### Task requirements
Output each line of the material exactly as it stands.
-- start Supplied entries --
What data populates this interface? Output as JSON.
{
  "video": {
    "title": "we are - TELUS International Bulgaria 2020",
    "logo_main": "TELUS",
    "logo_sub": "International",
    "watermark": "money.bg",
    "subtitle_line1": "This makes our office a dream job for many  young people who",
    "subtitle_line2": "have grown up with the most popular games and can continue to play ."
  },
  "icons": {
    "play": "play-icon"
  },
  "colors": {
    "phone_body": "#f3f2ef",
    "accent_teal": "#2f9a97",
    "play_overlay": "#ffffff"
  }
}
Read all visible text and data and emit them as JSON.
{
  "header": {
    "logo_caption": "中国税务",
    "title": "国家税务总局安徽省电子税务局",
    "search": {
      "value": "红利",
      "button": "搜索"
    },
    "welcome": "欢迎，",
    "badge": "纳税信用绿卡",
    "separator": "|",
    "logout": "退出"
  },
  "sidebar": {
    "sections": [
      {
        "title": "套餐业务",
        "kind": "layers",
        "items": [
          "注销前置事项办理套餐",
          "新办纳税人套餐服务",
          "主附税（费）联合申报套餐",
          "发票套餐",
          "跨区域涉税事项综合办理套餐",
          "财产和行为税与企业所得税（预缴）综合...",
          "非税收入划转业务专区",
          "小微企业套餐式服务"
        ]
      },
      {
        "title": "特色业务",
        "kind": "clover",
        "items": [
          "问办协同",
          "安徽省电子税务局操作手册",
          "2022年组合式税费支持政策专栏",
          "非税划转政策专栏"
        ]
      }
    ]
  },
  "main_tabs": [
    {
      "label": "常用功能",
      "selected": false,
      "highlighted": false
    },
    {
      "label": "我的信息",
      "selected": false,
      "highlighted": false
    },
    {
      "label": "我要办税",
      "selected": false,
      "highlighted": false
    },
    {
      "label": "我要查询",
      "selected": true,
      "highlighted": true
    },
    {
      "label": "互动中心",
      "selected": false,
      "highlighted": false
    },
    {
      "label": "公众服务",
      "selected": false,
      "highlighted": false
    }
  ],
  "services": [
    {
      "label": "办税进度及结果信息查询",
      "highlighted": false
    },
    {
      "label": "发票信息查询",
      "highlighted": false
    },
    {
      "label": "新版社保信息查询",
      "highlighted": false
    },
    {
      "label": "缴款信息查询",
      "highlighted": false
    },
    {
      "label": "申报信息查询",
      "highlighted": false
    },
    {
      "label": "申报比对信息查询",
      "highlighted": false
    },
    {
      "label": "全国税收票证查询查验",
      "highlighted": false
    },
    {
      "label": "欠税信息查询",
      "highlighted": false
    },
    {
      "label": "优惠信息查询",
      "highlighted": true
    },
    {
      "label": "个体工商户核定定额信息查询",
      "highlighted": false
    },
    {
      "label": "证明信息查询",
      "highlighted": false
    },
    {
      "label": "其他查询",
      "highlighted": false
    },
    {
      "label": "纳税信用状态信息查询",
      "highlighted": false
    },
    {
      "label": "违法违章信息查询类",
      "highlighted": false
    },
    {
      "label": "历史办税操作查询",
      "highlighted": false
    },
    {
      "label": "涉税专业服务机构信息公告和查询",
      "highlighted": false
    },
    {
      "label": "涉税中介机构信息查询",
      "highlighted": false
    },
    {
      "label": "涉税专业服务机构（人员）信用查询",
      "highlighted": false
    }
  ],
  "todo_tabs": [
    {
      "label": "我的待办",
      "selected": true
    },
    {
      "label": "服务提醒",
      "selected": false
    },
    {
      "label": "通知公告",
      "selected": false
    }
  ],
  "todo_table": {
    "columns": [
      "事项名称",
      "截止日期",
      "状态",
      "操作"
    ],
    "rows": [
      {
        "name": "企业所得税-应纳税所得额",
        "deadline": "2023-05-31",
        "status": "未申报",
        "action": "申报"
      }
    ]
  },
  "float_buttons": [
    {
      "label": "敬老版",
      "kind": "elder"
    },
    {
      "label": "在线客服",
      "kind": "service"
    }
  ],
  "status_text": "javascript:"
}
-- end Supplied entries --
### Solution
What data populates this interface? Output as JSON.
{
  "video": {
    "title": "we are - TELUS International Bulgaria 2020",
    "logo_main": "TELUS",
    "logo_sub": "International",
    "watermark": "money.bg",
    "subtitle_line1": "This makes our office a dream job for many  young people who",
    "subtitle_line2": "have grown up with the most popular games and can continue to play ."
  },
  "icons": {
    "play": "play-icon"
  },
  "colors": {
    "phone_body": "#f3f2ef",
    "accent_teal": "#2f9a97",
    "play_overlay": "#ffffff"
  }
}
Read all visible text and data and emit them as JSON.
{
  "header": {
    "logo_caption": "中国税务",
    "title": "国家税务总局安徽省电子税务局",
    "search": {
      "value": "红利",
      "button": "搜索"
    },
    "welcome": "欢迎，",
    "badge": "纳税信用绿卡",
    "separator": "|",
    "logout": "退出"
  },
  "sidebar": {
    "sections": [
      {
        "title": "套餐业务",
        "kind": "layers",
        "items": [
          "注销前置事项办理套餐",
          "新办纳税人套餐服务",
          "主附税（费）联合申报套餐",
          "发票套餐",
          "跨区域涉税事项综合办理套餐",
          "财产和行为税与企业所得税（预缴）综合...",
          "非税收入划转业务专区",
          "小微企业套餐式服务"
        ]
      },
      {
        "title": "特色业务",
        "kind": "clover",
        "items": [
          "问办协同",
          "安徽省电子税务局操作手册",
          "2022年组合式税费支持政策专栏",
          "非税划转政策专栏"
        ]
      }
    ]
  },
  "main_tabs": [
    {
      "label": "常用功能",
      "selected": false,
      "highlighted": false
    },
    {
      "label": "我的信息",
      "selected": false,
      "highlighted": false
    },
    {
      "label": "我要办税",
      "selected": false,
      "highlighted": false
    },
    {
      "label": "我要查询",
      "selected": true,
      "highlighted": true
    },
    {
      "label": "互动中心",
      "selected": false,
      "highlighted": false
    },
    {
      "label": "公众服务",
      "selected": false,
      "highlighted": false
    }
  ],
  "services": [
    {
      "label": "办税进度及结果信息查询",
      "highlighted": false
    },
    {
      "label": "发票信息查询",
      "highlighted": false
    },
    {
      "label": "新版社保信息查询",
      "highlighted": false
    },
    {
      "label": "缴款信息查询",
      "highlighted": false
    },
    {
      "label": "申报信息查询",
      "highlighted": false
    },
    {
      "label": "申报比对信息查询",
      "highlighted": false
    },
    {
      "label": "全国税收票证查询查验",
      "highlighted": false
    },
    {
      "label": "欠税信息查询",
      "highlighted": false
    },
    {
      "label": "优惠信息查询",
      "highlighted": true
    },
    {
      "label": "个体工商户核定定额信息查询",
      "highlighted": false
    },
    {
      "label": "证明信息查询",
      "highlighted": false
    },
    {
      "label": "其他查询",
      "highlighted": false
    },
    {
      "label": "纳税信用状态信息查询",
      "highlighted": false
    },
    {
      "label": "违法违章信息查询类",
      "highlighted": false
    },
    {
      "label": "历史办税操作查询",
      "highlighted": false
    },
    {
      "label": "涉税专业服务机构信息公告和查询",
      "highlighted": false
    },
    {
      "label": "涉税中介机构信息查询",
      "highlighted": false
    },
    {
      "label": "涉税专业服务机构（人员）信用查询",
      "highlighted": false
    }
  ],
  "todo_tabs": [
    {
      "label": "我的待办",
      "selected": true
    },
    {
      "label": "服务提醒",
      "selected": false
    },
    {
      "label": "通知公告",
      "selected": false
    }
  ],
  "todo_table": {
    "columns": [
      "事项名称",
      "截止日期",
      "状态",
      "操作"
    ],
    "rows": [
      {
        "name": "企业所得税-应纳税所得额",
        "deadline": "2023-05-31",
        "status": "未申报",
        "action": "申报"
      }
    ]
  },
  "float_buttons": [
    {
      "label": "敬老版",
      "kind": "elder"
    },
    {
      "label": "在线客服",
      "kind": "service"
    }
  ],
  "status_text": "javascript:"
}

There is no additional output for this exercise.